Excerpted records
════════
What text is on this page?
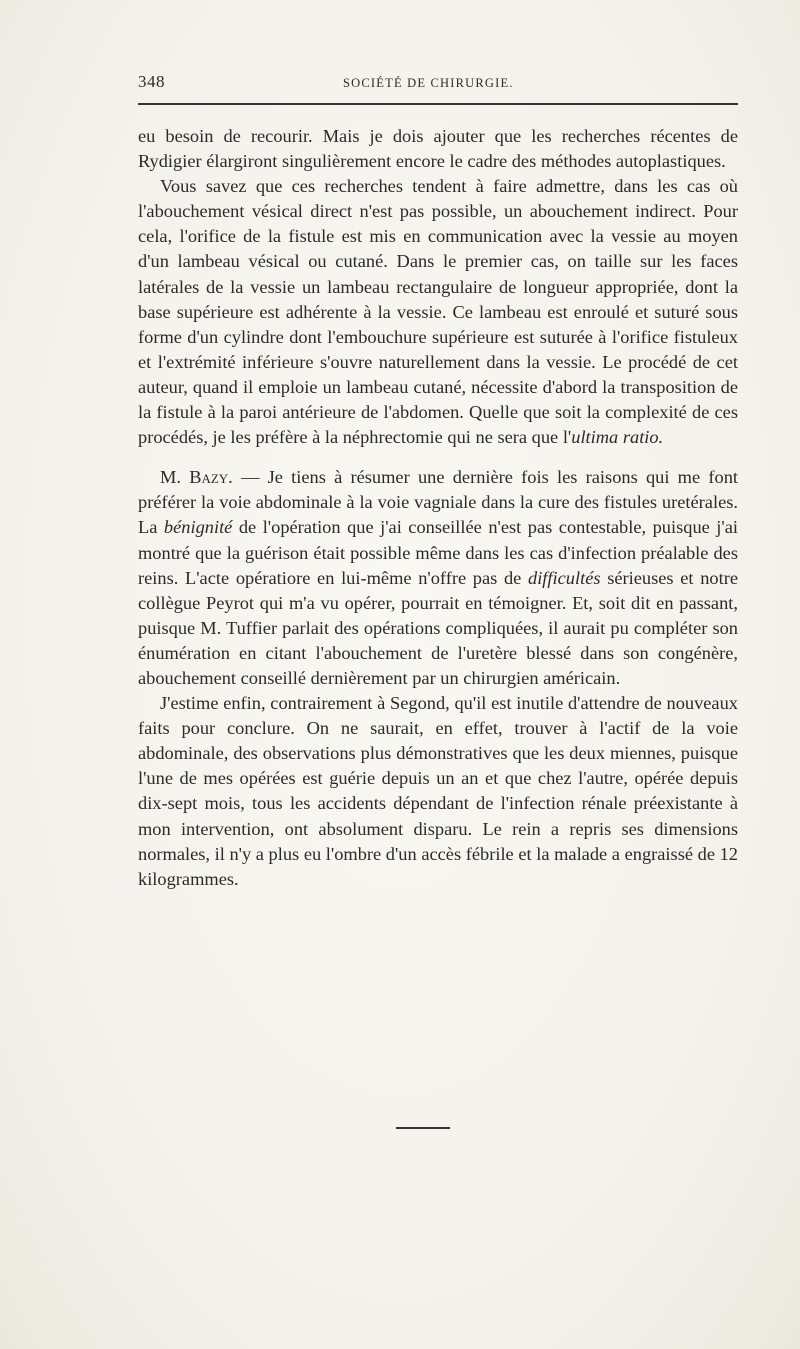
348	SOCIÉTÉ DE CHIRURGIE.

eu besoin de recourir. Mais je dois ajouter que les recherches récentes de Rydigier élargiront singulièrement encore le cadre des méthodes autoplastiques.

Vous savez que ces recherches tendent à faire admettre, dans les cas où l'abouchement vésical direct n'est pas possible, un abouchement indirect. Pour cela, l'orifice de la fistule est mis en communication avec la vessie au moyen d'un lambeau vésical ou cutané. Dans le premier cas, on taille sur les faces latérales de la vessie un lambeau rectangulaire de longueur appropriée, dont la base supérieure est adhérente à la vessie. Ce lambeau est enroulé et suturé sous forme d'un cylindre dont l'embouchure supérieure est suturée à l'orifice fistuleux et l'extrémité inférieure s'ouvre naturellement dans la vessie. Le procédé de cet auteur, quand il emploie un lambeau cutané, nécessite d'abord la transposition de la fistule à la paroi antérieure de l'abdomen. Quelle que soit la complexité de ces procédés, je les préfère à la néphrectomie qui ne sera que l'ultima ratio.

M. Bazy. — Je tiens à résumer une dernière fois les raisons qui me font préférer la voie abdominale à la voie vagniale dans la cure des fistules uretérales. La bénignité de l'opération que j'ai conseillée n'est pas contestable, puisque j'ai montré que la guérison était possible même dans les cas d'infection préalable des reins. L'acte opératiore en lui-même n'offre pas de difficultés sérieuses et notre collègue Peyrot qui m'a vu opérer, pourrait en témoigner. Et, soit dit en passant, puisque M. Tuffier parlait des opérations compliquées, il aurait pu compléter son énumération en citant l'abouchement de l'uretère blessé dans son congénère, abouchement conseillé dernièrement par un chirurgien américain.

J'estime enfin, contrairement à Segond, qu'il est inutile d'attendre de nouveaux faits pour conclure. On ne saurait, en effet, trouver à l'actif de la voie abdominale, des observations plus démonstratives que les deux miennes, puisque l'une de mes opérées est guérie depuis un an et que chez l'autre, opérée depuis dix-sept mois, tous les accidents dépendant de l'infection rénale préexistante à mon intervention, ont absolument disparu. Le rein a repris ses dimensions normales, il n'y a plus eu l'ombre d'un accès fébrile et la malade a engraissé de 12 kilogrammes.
════════
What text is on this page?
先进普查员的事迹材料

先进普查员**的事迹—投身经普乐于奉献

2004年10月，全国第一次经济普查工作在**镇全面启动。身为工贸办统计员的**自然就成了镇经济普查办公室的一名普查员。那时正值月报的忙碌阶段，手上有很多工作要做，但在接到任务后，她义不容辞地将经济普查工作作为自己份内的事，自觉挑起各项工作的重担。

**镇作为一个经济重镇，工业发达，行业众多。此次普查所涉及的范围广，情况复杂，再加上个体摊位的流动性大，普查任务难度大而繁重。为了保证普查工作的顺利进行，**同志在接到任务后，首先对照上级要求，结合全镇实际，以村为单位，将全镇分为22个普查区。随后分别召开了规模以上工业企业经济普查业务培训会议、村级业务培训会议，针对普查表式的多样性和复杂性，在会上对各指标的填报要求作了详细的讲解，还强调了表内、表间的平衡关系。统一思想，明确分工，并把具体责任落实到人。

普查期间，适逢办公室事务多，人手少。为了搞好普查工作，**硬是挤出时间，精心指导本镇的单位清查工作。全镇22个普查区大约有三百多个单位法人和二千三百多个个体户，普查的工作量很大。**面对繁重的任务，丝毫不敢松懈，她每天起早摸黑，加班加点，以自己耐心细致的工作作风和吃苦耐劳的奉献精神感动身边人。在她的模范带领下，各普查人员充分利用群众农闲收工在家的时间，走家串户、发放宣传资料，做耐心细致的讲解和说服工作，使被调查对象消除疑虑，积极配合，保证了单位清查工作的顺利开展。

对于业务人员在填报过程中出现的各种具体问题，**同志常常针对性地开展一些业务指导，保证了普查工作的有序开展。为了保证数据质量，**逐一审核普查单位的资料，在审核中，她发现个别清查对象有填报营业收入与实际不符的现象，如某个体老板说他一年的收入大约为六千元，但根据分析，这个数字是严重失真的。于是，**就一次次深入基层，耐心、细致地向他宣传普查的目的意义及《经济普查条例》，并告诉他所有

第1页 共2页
════════
Directions for this task
Work through the data and report how many of its lines hold the word "abdominale", giving only the figure.

Result
2